**SET EXERCISE:** Using the data below, tally the lines that include the string "JSON". Only the number is wanted.

**EXTRACTED ENTRIES:**
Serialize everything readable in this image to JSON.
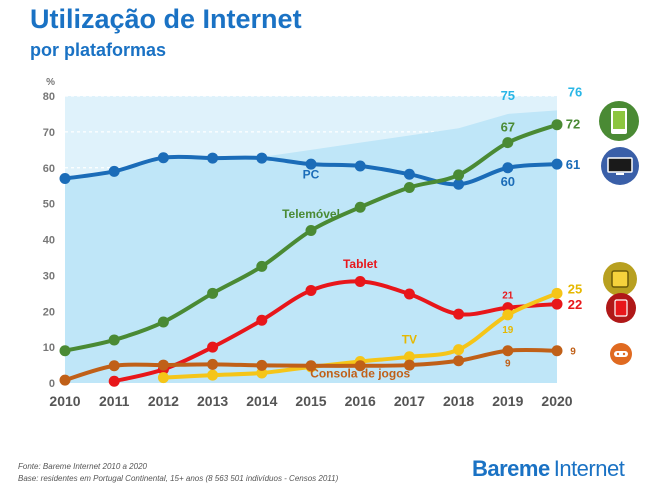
{
  "title": "Utilização de Internet",
  "subtitle": "por plataformas",
  "source": "Fonte: Bareme Internet 2010 a 2020",
  "base": "Base: residentes em Portugal Continental, 15+ anos (8 563 501 indivíduos - Censos 2011)",
  "logo": {
    "part1": "Bareme",
    "part2": "Internet"
  },
  "icons": [
    "smartphone-icon",
    "tv-icon",
    "tablet-icon",
    "tablet-red-icon",
    "gamepad-icon"
  ],
  "chart_data": {
    "type": "line",
    "y_unit": "%",
    "ylim": [
      0,
      80
    ],
    "yticks": [
      0,
      10,
      20,
      30,
      40,
      50,
      60,
      70,
      80
    ],
    "categories": [
      "2010",
      "2011",
      "2012",
      "2013",
      "2014",
      "2015",
      "2016",
      "2017",
      "2018",
      "2019",
      "2020"
    ],
    "area": {
      "values": [
        null,
        null,
        null,
        null,
        63,
        65,
        67,
        69,
        71,
        75,
        76
      ],
      "color": "#bfe6f8"
    },
    "series": [
      {
        "name": "PC",
        "color": "#1b6cb8",
        "values": [
          57,
          59,
          62.8,
          62.7,
          62.7,
          61,
          60.5,
          58.2,
          55.4,
          60,
          61
        ]
      },
      {
        "name": "Telemóvel",
        "color": "#4a8a34",
        "values": [
          9,
          12,
          17,
          25,
          32.5,
          42.5,
          49,
          54.5,
          58,
          67,
          72
        ]
      },
      {
        "name": "Tablet",
        "color": "#e8161a",
        "values": [
          null,
          0.5,
          3.8,
          10,
          17.5,
          25.8,
          28.3,
          24.8,
          19.2,
          21,
          22
        ]
      },
      {
        "name": "TV",
        "color": "#f5c518",
        "values": [
          null,
          null,
          1.5,
          2.2,
          2.8,
          4.5,
          6,
          7.3,
          9.3,
          19,
          25
        ]
      },
      {
        "name": "Consola de jogos",
        "color": "#c06018",
        "values": [
          0.8,
          4.8,
          5,
          5.2,
          4.9,
          4.8,
          4.8,
          5,
          6.2,
          9,
          9
        ]
      }
    ],
    "data_labels": [
      {
        "text": "75",
        "year": "2019",
        "value": 75,
        "color": "#29b6e6",
        "dy": -14,
        "size": 13
      },
      {
        "text": "76",
        "year": "2020",
        "value": 76,
        "color": "#29b6e6",
        "dy": -14,
        "dx": 18,
        "size": 13
      },
      {
        "text": "67",
        "year": "2019",
        "value": 67,
        "color": "#4a8a34",
        "dy": -11,
        "size": 13
      },
      {
        "text": "72",
        "year": "2020",
        "value": 72,
        "color": "#4a8a34",
        "dy": 4,
        "dx": 16,
        "size": 13
      },
      {
        "text": "60",
        "year": "2019",
        "value": 60,
        "color": "#1b6cb8",
        "dy": 18,
        "size": 13
      },
      {
        "text": "61",
        "year": "2020",
        "value": 61,
        "color": "#1b6cb8",
        "dy": 5,
        "dx": 16,
        "size": 13
      },
      {
        "text": "25",
        "year": "2020",
        "value": 25,
        "color": "#e6b800",
        "dy": 0,
        "dx": 18,
        "size": 13
      },
      {
        "text": "21",
        "year": "2019",
        "value": 21,
        "color": "#e8161a",
        "dy": -9,
        "size": 10
      },
      {
        "text": "22",
        "year": "2020",
        "value": 22,
        "color": "#e8161a",
        "dy": 5,
        "dx": 18,
        "size": 13
      },
      {
        "text": "19",
        "year": "2019",
        "value": 19,
        "color": "#e6b800",
        "dy": 18,
        "size": 10
      },
      {
        "text": "9",
        "year": "2019",
        "value": 9,
        "color": "#c06018",
        "dy": 16,
        "size": 10
      },
      {
        "text": "9",
        "year": "2020",
        "value": 9,
        "color": "#c06018",
        "dy": 4,
        "dx": 16,
        "size": 10
      }
    ],
    "series_labels": [
      {
        "text": "PC",
        "color": "#1b6cb8",
        "year": "2015",
        "value": 57
      },
      {
        "text": "Telemóvel",
        "color": "#4a8a34",
        "year": "2015",
        "value": 46
      },
      {
        "text": "Tablet",
        "color": "#e8161a",
        "year": "2016",
        "value": 32
      },
      {
        "text": "TV",
        "color": "#e6b800",
        "year": "2017",
        "value": 11
      },
      {
        "text": "Consola de jogos",
        "color": "#c06018",
        "year": "2016",
        "value": 1.5
      }
    ]
  }
}
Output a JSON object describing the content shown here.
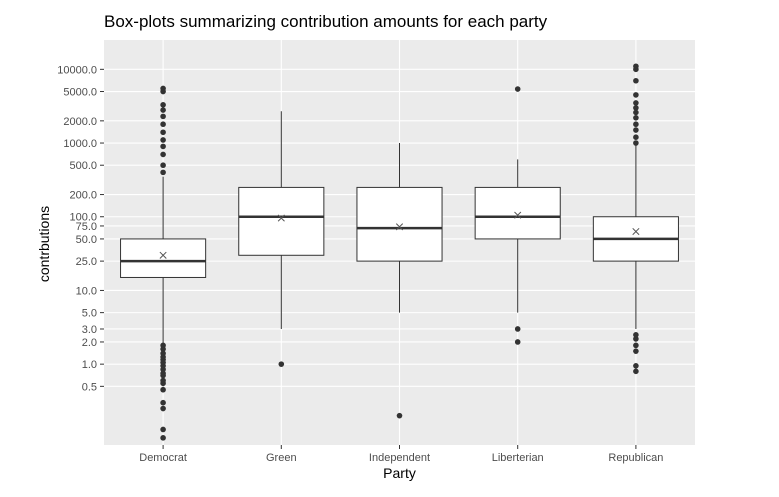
{
  "chart_data": {
    "type": "box",
    "title": "Box-plots summarizing contribution amounts for each party",
    "xlabel": "Party",
    "ylabel": "contrbutions",
    "y_scale": "log10",
    "ylim": [
      0.08,
      25000
    ],
    "y_ticks": [
      {
        "value": 0.5,
        "label": "0.5"
      },
      {
        "value": 1,
        "label": "1.0"
      },
      {
        "value": 2,
        "label": "2.0"
      },
      {
        "value": 3,
        "label": "3.0"
      },
      {
        "value": 5,
        "label": "5.0"
      },
      {
        "value": 10,
        "label": "10.0"
      },
      {
        "value": 25,
        "label": "25.0"
      },
      {
        "value": 50,
        "label": "50.0"
      },
      {
        "value": 75,
        "label": "75.0"
      },
      {
        "value": 100,
        "label": "100.0"
      },
      {
        "value": 200,
        "label": "200.0"
      },
      {
        "value": 500,
        "label": "500.0"
      },
      {
        "value": 1000,
        "label": "1000.0"
      },
      {
        "value": 2000,
        "label": "2000.0"
      },
      {
        "value": 5000,
        "label": "5000.0"
      },
      {
        "value": 10000,
        "label": "10000.0"
      }
    ],
    "grid": true,
    "categories": [
      "Democrat",
      "Green",
      "Independent",
      "Liberterian",
      "Republican"
    ],
    "boxes": [
      {
        "category": "Democrat",
        "lower_whisker": 0.5,
        "q1": 15,
        "median": 25,
        "q3": 50,
        "upper_whisker": 350,
        "mean": 30,
        "outliers": [
          0.1,
          0.13,
          0.25,
          0.3,
          0.45,
          0.55,
          0.6,
          0.7,
          0.75,
          0.85,
          0.95,
          1.05,
          1.15,
          1.25,
          1.4,
          1.6,
          1.8,
          400,
          500,
          700,
          900,
          1100,
          1400,
          1800,
          2300,
          2800,
          3300,
          5000,
          5500
        ]
      },
      {
        "category": "Green",
        "lower_whisker": 3,
        "q1": 30,
        "median": 100,
        "q3": 250,
        "upper_whisker": 2700,
        "mean": 96,
        "outliers": [
          1
        ]
      },
      {
        "category": "Independent",
        "lower_whisker": 5,
        "q1": 25,
        "median": 70,
        "q3": 250,
        "upper_whisker": 1000,
        "mean": 73,
        "outliers": [
          0.2
        ]
      },
      {
        "category": "Liberterian",
        "lower_whisker": 5,
        "q1": 50,
        "median": 100,
        "q3": 250,
        "upper_whisker": 600,
        "mean": 105,
        "outliers": [
          2,
          3,
          5400
        ]
      },
      {
        "category": "Republican",
        "lower_whisker": 3,
        "q1": 25,
        "median": 50,
        "q3": 100,
        "upper_whisker": 950,
        "mean": 63,
        "outliers": [
          0.8,
          0.95,
          1.5,
          1.8,
          2.2,
          2.5,
          1000,
          1200,
          1500,
          1800,
          2200,
          2600,
          3000,
          3500,
          4500,
          7000,
          10000,
          11000
        ]
      }
    ],
    "colors": {
      "panel": "#ebebeb",
      "grid_major": "#ffffff",
      "box_fill": "#ffffff",
      "stroke": "#333333",
      "text": "#4d4d4d"
    }
  }
}
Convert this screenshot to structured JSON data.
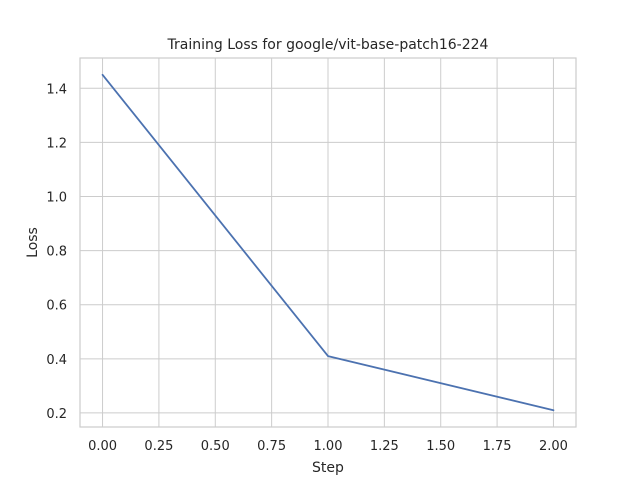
{
  "chart_data": {
    "type": "line",
    "title": "Training Loss for google/vit-base-patch16-224",
    "xlabel": "Step",
    "ylabel": "Loss",
    "xlim": [
      -0.1,
      2.1
    ],
    "ylim": [
      0.148,
      1.512
    ],
    "grid": true,
    "x_ticks": [
      0.0,
      0.25,
      0.5,
      0.75,
      1.0,
      1.25,
      1.5,
      1.75,
      2.0
    ],
    "x_tick_labels": [
      "0.00",
      "0.25",
      "0.50",
      "0.75",
      "1.00",
      "1.25",
      "1.50",
      "1.75",
      "2.00"
    ],
    "y_ticks": [
      0.2,
      0.4,
      0.6,
      0.8,
      1.0,
      1.2,
      1.4
    ],
    "y_tick_labels": [
      "0.2",
      "0.4",
      "0.6",
      "0.8",
      "1.0",
      "1.2",
      "1.4"
    ],
    "series": [
      {
        "x": [
          0,
          1,
          2
        ],
        "values": [
          1.45,
          0.41,
          0.21
        ],
        "color": "#4c72b0"
      }
    ]
  }
}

**RESULT FOR THIS EXERCISE:** 3